▶ _EXERCISE MATERIALS_:
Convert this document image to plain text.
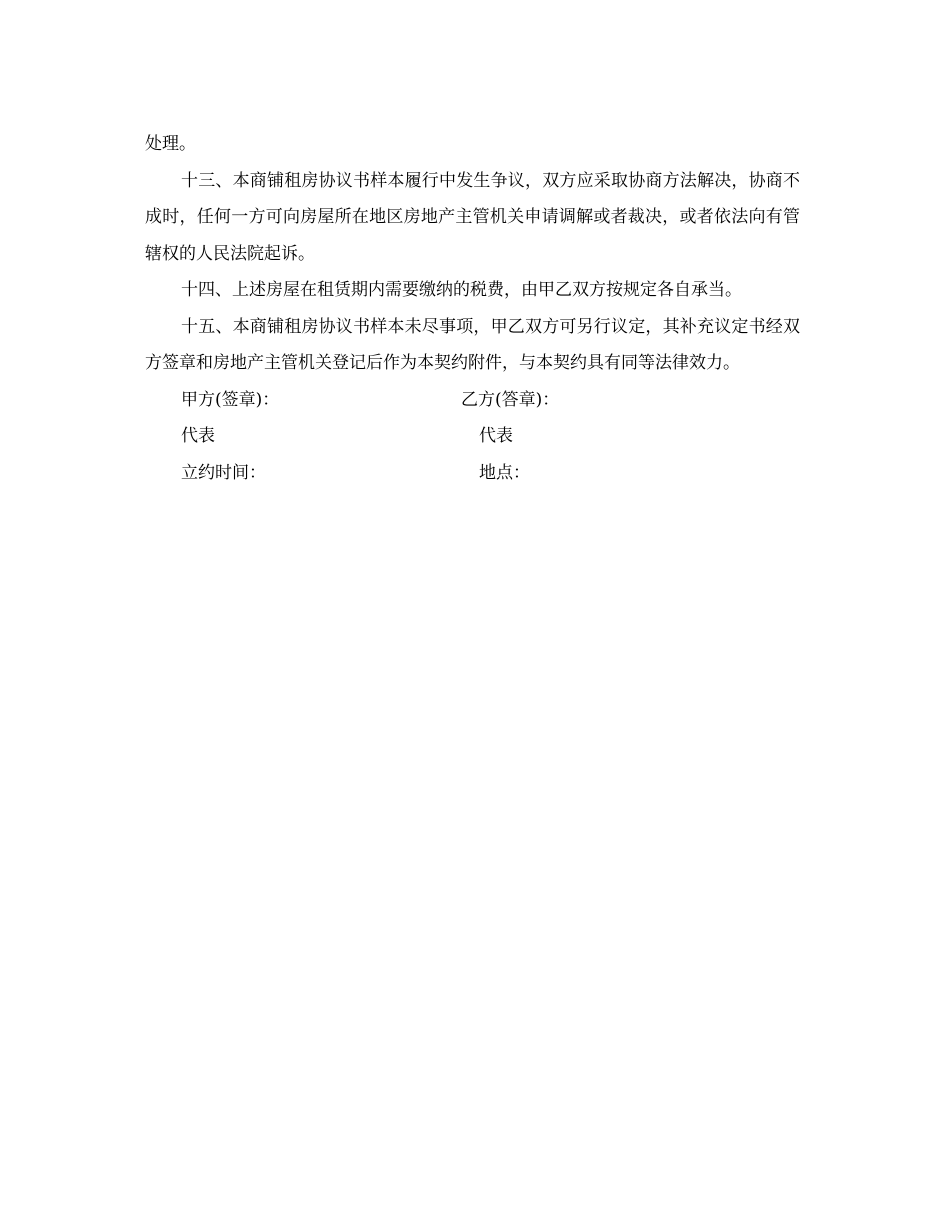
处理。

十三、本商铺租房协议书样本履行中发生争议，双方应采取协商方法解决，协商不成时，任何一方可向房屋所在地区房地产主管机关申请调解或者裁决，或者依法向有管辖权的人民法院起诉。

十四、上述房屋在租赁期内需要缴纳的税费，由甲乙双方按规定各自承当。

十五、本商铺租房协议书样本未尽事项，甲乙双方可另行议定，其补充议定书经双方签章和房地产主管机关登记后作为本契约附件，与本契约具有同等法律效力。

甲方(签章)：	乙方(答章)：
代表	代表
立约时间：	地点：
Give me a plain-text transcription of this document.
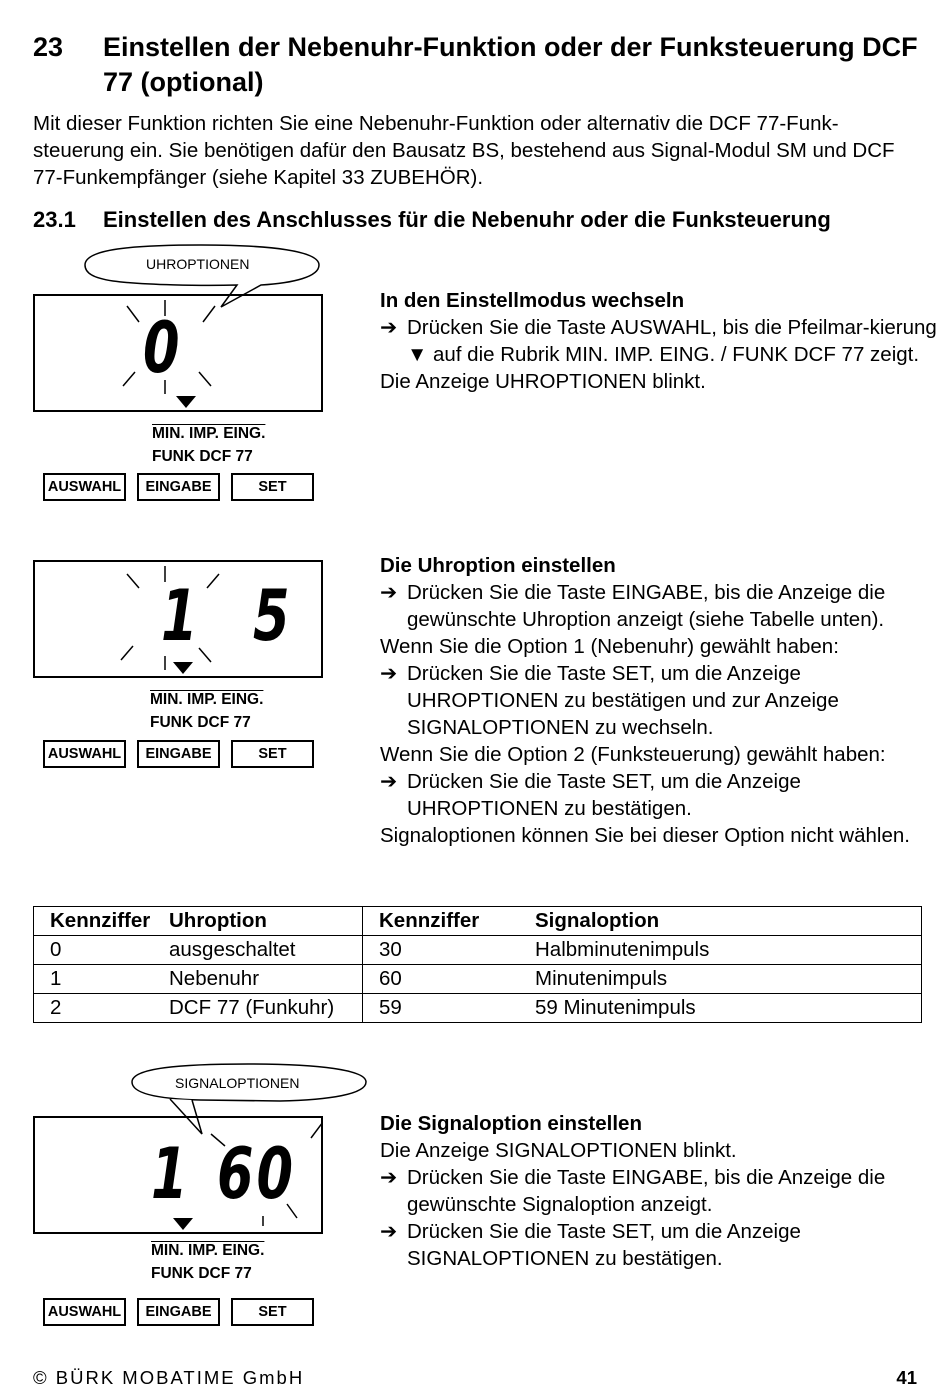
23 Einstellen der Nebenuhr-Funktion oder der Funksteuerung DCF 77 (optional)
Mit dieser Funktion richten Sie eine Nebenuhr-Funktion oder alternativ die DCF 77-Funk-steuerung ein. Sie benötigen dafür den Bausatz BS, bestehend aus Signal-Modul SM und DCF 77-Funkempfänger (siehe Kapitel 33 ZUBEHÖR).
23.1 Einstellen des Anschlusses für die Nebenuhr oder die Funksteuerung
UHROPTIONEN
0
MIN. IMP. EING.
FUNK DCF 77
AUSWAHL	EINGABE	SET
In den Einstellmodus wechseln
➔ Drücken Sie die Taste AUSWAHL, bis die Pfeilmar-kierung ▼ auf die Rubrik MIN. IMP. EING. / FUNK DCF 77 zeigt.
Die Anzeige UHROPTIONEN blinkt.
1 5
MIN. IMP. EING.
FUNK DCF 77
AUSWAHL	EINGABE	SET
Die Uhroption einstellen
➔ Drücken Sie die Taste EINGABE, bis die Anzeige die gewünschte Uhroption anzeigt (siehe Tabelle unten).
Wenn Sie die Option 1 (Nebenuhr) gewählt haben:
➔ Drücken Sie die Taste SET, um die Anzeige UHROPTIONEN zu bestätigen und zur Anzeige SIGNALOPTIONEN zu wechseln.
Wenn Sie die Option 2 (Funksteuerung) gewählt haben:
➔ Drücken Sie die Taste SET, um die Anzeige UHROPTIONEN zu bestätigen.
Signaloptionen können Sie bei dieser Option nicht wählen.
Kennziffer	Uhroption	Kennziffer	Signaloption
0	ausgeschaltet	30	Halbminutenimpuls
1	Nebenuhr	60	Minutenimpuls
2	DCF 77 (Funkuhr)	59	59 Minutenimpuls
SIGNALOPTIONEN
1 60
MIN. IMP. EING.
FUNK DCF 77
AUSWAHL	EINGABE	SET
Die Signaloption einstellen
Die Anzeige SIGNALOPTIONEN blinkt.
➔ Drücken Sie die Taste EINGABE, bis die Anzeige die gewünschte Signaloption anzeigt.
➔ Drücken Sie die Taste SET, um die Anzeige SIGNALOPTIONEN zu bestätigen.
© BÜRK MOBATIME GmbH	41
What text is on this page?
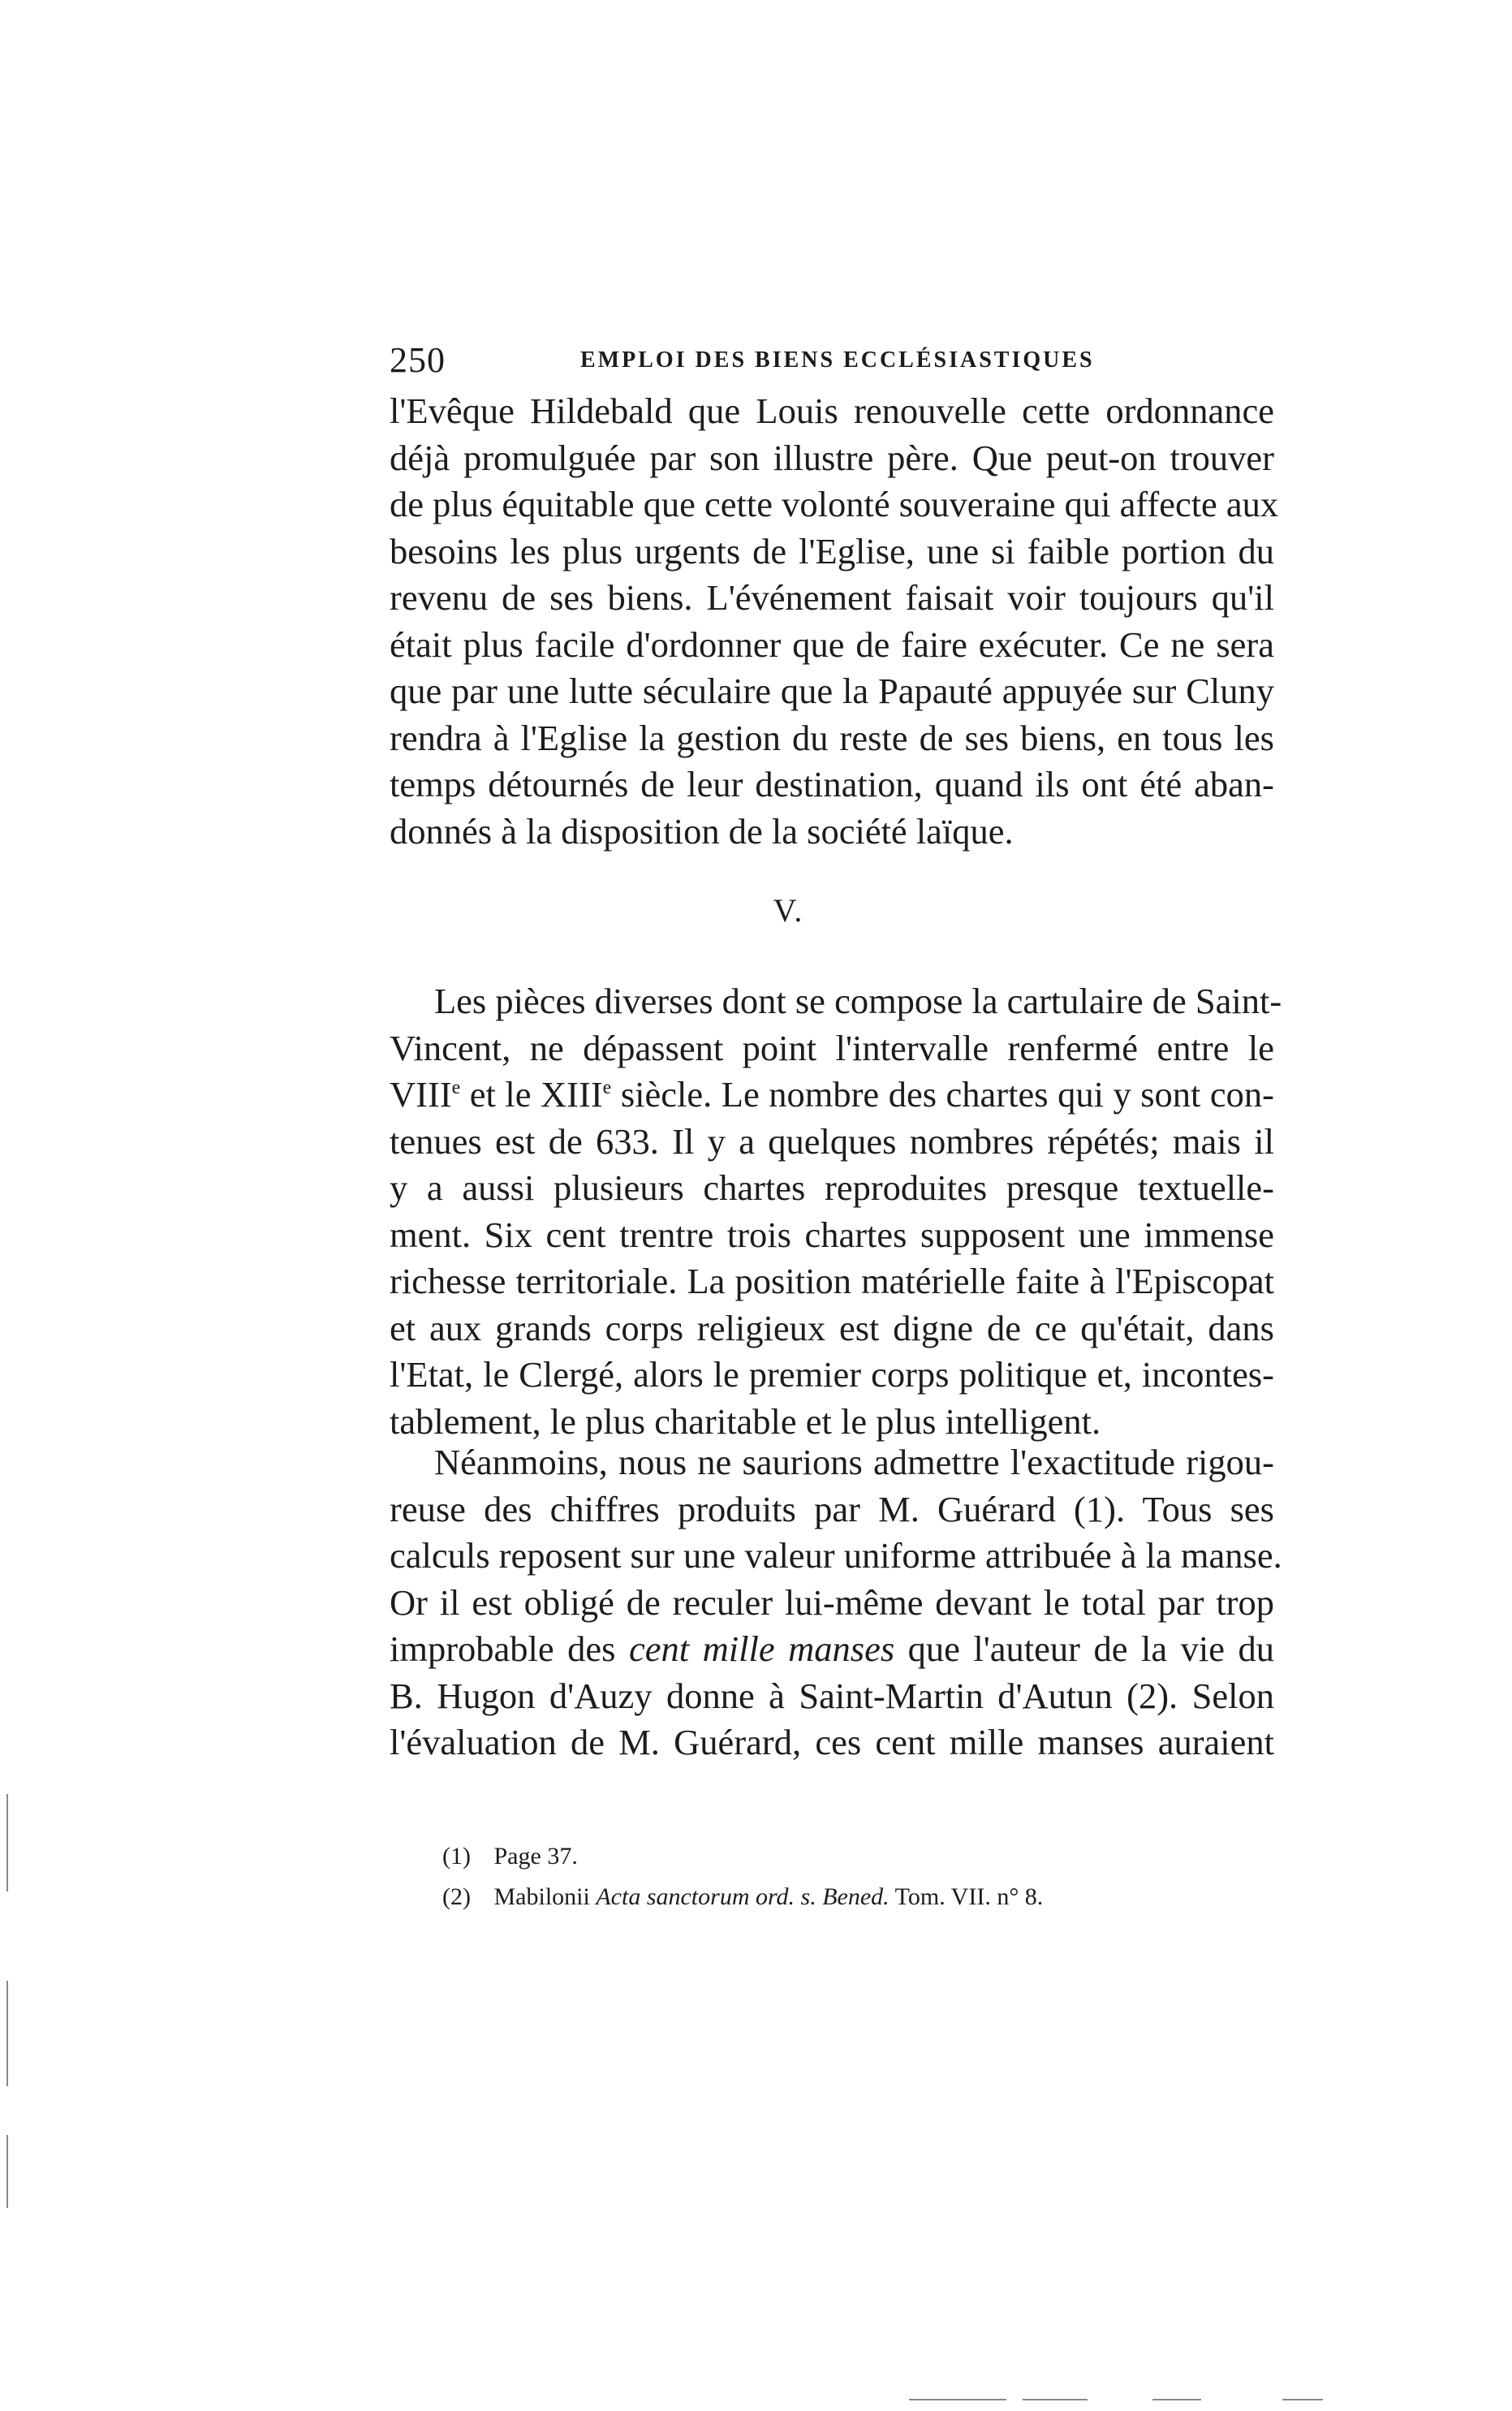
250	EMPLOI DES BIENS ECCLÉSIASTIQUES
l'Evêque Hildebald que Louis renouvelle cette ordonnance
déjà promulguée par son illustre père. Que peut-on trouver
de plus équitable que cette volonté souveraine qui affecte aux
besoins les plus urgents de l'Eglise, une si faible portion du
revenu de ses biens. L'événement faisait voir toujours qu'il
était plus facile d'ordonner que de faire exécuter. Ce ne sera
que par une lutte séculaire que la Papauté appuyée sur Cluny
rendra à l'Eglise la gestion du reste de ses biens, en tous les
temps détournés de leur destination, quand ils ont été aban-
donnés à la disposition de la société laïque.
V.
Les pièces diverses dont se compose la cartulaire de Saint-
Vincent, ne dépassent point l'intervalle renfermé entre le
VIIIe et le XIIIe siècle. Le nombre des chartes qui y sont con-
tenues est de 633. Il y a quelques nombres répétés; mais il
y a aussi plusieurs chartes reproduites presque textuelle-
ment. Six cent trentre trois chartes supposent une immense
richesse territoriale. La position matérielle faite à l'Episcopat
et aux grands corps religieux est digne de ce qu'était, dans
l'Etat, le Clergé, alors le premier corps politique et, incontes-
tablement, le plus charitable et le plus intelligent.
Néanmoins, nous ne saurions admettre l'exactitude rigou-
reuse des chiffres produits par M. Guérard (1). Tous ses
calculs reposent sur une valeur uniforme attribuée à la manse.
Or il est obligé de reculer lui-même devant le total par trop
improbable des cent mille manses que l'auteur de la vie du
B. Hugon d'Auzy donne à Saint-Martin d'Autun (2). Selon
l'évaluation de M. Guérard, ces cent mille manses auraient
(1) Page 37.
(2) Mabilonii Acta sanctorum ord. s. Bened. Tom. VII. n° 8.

▶ _DIRECTIONS_: Report how many lines in these entries contain "cette". Answer with the number only.

▶ _WRITTEN SOLUTION_: 2